— begin DATA RECORDS —

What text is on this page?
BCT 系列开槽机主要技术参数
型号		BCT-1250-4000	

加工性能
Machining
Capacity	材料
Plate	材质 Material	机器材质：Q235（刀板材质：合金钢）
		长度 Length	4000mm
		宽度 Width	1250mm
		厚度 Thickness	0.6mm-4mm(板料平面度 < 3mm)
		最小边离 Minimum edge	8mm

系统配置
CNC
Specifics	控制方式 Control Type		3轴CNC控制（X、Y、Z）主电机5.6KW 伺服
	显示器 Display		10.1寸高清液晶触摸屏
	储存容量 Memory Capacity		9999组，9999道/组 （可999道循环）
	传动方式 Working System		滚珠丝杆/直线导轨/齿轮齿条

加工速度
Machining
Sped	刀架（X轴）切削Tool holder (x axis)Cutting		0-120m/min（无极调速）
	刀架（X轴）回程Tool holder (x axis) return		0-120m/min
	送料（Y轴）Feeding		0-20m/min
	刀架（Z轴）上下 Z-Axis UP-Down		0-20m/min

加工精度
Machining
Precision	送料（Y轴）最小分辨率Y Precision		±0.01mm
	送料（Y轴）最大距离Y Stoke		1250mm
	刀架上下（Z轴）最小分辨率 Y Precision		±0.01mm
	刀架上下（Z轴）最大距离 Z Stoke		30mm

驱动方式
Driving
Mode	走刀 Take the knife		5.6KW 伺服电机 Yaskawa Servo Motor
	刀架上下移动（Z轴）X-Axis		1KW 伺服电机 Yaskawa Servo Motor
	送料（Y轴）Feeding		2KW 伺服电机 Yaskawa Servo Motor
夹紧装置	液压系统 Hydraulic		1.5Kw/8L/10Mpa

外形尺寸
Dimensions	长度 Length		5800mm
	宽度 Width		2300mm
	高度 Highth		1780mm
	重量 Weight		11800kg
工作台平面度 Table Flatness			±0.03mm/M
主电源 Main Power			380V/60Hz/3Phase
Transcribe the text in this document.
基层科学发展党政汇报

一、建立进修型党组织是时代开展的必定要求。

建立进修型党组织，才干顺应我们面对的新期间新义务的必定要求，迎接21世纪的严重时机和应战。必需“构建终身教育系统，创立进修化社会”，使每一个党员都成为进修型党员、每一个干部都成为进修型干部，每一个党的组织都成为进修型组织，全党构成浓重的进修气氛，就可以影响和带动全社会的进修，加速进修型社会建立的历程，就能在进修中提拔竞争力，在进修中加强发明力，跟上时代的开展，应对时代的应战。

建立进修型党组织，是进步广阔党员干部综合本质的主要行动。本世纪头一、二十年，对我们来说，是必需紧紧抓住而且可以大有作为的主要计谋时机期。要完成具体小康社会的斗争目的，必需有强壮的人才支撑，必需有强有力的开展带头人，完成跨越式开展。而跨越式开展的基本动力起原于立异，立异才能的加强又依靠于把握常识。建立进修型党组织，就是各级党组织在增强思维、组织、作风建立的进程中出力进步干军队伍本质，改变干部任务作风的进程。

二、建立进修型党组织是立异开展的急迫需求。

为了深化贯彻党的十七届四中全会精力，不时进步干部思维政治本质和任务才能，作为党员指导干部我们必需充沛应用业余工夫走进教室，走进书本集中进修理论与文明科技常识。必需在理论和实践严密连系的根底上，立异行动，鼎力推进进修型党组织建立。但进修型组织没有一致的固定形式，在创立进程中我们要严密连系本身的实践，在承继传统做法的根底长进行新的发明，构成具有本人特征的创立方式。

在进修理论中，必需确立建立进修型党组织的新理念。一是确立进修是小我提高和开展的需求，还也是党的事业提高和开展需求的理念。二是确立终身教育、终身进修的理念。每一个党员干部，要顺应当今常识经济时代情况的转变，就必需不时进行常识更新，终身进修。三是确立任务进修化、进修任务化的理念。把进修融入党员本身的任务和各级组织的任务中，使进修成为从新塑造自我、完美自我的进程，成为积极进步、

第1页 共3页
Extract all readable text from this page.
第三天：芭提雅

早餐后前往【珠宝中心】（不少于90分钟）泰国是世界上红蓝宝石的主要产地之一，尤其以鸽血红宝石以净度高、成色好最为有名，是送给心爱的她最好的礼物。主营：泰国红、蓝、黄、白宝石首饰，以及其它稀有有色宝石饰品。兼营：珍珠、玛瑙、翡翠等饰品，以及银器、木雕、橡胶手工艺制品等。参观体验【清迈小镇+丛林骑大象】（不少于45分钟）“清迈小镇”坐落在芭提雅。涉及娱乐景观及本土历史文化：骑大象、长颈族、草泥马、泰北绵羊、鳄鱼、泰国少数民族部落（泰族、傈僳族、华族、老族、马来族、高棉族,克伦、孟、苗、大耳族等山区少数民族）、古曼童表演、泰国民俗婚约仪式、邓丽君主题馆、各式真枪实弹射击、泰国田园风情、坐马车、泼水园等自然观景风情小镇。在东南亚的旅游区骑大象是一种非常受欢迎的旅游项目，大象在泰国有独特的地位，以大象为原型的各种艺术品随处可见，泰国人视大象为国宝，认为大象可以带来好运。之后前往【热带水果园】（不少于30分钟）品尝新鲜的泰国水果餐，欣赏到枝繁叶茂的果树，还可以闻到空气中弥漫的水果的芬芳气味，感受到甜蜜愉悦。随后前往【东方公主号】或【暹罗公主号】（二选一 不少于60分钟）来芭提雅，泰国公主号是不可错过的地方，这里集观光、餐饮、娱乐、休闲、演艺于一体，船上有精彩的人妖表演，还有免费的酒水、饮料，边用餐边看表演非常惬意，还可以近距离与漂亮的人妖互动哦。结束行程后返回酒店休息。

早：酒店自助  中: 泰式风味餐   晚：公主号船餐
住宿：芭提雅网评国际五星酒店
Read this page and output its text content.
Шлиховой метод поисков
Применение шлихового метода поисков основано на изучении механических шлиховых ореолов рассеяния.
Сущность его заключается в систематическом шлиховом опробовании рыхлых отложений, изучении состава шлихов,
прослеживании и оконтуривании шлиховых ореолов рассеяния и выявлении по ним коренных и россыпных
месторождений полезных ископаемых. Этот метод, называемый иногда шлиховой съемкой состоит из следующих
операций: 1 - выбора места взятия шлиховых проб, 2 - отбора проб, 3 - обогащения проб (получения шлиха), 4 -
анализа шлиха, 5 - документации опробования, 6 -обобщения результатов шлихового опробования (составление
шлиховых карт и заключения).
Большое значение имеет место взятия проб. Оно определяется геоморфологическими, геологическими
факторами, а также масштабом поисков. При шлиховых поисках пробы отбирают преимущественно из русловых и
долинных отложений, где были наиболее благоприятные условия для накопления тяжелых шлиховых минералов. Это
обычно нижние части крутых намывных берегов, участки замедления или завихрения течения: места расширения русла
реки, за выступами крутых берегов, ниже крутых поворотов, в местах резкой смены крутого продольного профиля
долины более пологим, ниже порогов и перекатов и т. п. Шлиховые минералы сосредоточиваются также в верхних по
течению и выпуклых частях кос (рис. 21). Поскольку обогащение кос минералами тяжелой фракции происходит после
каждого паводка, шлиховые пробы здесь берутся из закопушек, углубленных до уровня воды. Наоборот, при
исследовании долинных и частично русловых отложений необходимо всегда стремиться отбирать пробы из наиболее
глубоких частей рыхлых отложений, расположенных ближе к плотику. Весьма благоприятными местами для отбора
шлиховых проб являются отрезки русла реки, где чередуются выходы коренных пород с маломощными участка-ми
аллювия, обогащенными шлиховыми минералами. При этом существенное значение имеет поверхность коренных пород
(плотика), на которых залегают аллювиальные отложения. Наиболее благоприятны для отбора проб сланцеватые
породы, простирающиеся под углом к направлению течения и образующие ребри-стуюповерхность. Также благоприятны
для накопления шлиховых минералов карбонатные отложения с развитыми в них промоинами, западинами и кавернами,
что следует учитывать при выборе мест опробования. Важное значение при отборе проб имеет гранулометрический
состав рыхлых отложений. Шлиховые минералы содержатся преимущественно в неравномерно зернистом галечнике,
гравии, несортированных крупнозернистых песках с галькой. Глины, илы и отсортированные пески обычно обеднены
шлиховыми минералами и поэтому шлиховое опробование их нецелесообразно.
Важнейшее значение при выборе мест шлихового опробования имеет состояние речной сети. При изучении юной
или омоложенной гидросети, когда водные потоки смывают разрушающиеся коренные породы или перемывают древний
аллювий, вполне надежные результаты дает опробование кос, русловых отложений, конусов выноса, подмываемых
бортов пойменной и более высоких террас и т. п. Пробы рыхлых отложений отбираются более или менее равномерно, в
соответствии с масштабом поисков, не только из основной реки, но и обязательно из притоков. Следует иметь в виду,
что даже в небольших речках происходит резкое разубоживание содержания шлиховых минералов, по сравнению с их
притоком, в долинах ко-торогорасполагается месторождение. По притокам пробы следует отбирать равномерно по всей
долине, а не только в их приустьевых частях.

— end DATA RECORDS —

[TO BE DONE] Return every line from the records above that holds the word "имеет".

[RESULT OF THE TASK]
Большое значение имеет место взятия проб. Оно определяется геоморфологическими, геологическими
аллювия, обогащенными шлиховыми минералами. При этом существенное значение имеет поверхность коренных пород
что следует учитывать при выборе мест опробования. Важное значение при отборе проб имеет гранулометрический
Важнейшее значение при выборе мест шлихового опробования имеет состояние речной сети. При изучении юной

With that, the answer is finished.